> **Directions for this task**: Transcribe every line of the listing below without any deviation.
# # # # # # #
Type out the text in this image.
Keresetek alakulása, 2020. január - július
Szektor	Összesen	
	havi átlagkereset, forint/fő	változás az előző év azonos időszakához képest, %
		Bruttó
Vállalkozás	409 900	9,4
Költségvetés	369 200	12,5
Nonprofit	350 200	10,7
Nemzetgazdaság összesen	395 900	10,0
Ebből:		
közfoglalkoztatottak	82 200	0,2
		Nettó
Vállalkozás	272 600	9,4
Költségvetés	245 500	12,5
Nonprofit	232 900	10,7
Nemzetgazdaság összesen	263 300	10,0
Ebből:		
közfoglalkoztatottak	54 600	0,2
# # # # # # #
> **Exercise response**:
Type out the text in this image.
Keresetek alakulása, 2020. január - július
Szektor	Összesen	
	havi átlagkereset, forint/fő	változás az előző év azonos időszakához képest, %
		Bruttó
Vállalkozás	409 900	9,4
Költségvetés	369 200	12,5
Nonprofit	350 200	10,7
Nemzetgazdaság összesen	395 900	10,0
Ebből:		
közfoglalkoztatottak	82 200	0,2
		Nettó
Vállalkozás	272 600	9,4
Költségvetés	245 500	12,5
Nonprofit	232 900	10,7
Nemzetgazdaság összesen	263 300	10,0
Ebből:		
közfoglalkoztatottak	54 600	0,2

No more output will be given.